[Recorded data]
## start

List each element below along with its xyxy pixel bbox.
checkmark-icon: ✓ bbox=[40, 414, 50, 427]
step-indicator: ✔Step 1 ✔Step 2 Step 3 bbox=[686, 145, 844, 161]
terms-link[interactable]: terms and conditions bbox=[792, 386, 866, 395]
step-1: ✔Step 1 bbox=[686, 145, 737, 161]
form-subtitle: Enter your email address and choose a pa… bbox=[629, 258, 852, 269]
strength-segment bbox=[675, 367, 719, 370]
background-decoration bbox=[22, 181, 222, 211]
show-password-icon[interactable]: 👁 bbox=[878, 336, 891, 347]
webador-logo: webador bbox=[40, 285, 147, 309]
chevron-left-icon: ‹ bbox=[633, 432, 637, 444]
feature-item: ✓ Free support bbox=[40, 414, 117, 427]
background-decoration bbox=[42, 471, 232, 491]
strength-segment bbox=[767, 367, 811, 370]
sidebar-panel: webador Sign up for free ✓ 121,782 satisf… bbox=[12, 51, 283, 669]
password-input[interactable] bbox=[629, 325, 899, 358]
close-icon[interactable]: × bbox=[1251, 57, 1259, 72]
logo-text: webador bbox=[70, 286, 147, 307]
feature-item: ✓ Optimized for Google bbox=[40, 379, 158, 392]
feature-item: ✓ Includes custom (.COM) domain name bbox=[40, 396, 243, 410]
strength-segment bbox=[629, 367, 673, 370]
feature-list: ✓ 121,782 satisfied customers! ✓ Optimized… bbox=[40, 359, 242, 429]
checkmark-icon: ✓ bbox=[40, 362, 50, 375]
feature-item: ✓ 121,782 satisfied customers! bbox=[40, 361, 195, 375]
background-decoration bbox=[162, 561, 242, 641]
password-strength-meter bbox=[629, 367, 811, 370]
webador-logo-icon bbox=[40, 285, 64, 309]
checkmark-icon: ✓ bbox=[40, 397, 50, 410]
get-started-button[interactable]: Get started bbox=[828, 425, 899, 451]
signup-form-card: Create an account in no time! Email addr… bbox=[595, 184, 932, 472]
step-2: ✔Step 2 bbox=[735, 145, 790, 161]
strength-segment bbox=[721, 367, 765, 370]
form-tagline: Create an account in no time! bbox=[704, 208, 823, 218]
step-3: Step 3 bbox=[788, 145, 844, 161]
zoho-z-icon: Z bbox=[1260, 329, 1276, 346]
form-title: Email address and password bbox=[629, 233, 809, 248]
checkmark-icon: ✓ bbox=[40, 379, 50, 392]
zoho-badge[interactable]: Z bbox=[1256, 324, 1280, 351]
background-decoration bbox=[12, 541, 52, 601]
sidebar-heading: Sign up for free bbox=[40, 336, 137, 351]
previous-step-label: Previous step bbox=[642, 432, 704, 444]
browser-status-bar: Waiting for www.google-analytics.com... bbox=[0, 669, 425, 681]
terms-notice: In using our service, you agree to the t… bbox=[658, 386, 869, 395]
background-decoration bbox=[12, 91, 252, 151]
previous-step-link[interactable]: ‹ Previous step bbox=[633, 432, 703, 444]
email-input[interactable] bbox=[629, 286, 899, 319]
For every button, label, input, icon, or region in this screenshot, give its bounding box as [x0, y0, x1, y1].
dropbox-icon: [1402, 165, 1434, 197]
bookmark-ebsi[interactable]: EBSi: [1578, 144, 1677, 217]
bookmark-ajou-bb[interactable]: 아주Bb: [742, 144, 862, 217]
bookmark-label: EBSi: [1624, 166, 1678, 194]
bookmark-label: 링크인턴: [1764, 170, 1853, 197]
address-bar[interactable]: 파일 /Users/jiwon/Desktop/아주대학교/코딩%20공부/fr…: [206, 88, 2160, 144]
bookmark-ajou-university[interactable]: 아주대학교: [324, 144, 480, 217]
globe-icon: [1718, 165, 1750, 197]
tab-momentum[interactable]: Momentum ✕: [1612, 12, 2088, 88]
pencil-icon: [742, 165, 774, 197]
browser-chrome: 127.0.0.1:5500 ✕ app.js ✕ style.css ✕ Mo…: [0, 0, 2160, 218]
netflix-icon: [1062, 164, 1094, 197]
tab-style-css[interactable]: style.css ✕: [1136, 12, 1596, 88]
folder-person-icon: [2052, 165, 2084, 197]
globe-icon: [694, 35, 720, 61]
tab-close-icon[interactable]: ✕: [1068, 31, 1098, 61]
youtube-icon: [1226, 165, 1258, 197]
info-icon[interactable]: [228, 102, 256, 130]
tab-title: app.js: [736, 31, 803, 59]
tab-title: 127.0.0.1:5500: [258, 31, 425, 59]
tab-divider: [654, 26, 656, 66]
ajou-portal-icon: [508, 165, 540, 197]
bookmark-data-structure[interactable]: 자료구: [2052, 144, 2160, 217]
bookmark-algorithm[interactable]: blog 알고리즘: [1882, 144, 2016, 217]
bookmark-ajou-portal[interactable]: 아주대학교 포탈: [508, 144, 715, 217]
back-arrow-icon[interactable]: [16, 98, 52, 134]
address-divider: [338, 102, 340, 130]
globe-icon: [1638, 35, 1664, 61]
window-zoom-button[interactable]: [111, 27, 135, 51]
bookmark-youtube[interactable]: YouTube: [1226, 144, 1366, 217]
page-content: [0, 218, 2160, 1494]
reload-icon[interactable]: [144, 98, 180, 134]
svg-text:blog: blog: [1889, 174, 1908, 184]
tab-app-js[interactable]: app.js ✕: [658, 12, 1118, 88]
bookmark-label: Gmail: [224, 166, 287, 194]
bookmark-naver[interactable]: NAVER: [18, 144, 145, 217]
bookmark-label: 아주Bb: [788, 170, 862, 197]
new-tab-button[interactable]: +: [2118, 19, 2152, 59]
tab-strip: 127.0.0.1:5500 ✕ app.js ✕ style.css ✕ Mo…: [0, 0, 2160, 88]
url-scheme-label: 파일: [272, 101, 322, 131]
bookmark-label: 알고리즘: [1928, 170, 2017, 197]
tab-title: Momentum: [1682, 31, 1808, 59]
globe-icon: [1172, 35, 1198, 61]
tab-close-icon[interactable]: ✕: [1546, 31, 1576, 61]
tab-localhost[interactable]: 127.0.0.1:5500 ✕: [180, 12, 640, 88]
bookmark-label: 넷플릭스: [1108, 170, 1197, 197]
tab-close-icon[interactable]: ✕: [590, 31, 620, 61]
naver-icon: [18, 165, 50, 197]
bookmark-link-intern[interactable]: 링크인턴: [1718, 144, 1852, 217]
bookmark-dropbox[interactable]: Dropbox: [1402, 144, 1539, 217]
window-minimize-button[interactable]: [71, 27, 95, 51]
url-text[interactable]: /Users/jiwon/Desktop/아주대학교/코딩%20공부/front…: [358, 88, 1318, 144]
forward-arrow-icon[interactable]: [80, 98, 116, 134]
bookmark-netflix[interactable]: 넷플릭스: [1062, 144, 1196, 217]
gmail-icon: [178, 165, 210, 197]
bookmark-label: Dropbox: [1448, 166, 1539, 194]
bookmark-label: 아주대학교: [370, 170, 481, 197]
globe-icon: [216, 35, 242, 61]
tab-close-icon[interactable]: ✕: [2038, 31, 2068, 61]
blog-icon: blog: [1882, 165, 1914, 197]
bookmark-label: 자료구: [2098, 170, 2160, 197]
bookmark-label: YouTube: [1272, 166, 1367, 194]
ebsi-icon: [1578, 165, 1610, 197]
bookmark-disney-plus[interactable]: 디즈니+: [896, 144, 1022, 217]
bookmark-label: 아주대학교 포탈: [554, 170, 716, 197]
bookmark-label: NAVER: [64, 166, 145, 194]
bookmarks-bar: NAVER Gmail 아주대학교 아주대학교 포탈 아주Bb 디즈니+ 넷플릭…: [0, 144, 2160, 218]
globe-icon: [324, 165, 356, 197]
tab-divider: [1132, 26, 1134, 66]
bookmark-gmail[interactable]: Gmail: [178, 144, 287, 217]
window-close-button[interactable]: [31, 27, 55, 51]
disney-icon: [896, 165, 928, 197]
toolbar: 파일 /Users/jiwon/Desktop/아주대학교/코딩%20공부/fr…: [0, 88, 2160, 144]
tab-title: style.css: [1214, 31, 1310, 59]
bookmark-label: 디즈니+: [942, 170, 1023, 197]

## end

Repeat the rows exactly, from the start of the recorded data up to and including the line that contains "sidebar-heading: Sign up".

FINISHED ANSWER.
List each element below along with its xyxy pixel bbox.
checkmark-icon: ✓ bbox=[40, 414, 50, 427]
step-indicator: ✔Step 1 ✔Step 2 Step 3 bbox=[686, 145, 844, 161]
terms-link[interactable]: terms and conditions bbox=[792, 386, 866, 395]
step-1: ✔Step 1 bbox=[686, 145, 737, 161]
form-subtitle: Enter your email address and choose a pa… bbox=[629, 258, 852, 269]
strength-segment bbox=[675, 367, 719, 370]
background-decoration bbox=[22, 181, 222, 211]
show-password-icon[interactable]: 👁 bbox=[878, 336, 891, 347]
webador-logo: webador bbox=[40, 285, 147, 309]
chevron-left-icon: ‹ bbox=[633, 432, 637, 444]
feature-item: ✓ Free support bbox=[40, 414, 117, 427]
background-decoration bbox=[42, 471, 232, 491]
strength-segment bbox=[767, 367, 811, 370]
sidebar-panel: webador Sign up for free ✓ 121,782 satisf… bbox=[12, 51, 283, 669]
password-input[interactable] bbox=[629, 325, 899, 358]
close-icon[interactable]: × bbox=[1251, 57, 1259, 72]
logo-text: webador bbox=[70, 286, 147, 307]
feature-item: ✓ Optimized for Google bbox=[40, 379, 158, 392]
feature-item: ✓ Includes custom (.COM) domain name bbox=[40, 396, 243, 410]
strength-segment bbox=[629, 367, 673, 370]
feature-list: ✓ 121,782 satisfied customers! ✓ Optimized… bbox=[40, 359, 242, 429]
checkmark-icon: ✓ bbox=[40, 362, 50, 375]
feature-item: ✓ 121,782 satisfied customers! bbox=[40, 361, 195, 375]
background-decoration bbox=[162, 561, 242, 641]
password-strength-meter bbox=[629, 367, 811, 370]
webador-logo-icon bbox=[40, 285, 64, 309]
checkmark-icon: ✓ bbox=[40, 397, 50, 410]
get-started-button[interactable]: Get started bbox=[828, 425, 899, 451]
signup-form-card: Create an account in no time! Email addr… bbox=[595, 184, 932, 472]
step-2: ✔Step 2 bbox=[735, 145, 790, 161]
strength-segment bbox=[721, 367, 765, 370]
form-tagline: Create an account in no time! bbox=[704, 208, 823, 218]
step-3: Step 3 bbox=[788, 145, 844, 161]
zoho-z-icon: Z bbox=[1260, 329, 1276, 346]
form-title: Email address and password bbox=[629, 233, 809, 248]
checkmark-icon: ✓ bbox=[40, 379, 50, 392]
zoho-badge[interactable]: Z bbox=[1256, 324, 1280, 351]
background-decoration bbox=[12, 541, 52, 601]
sidebar-heading: Sign up for free bbox=[40, 336, 137, 351]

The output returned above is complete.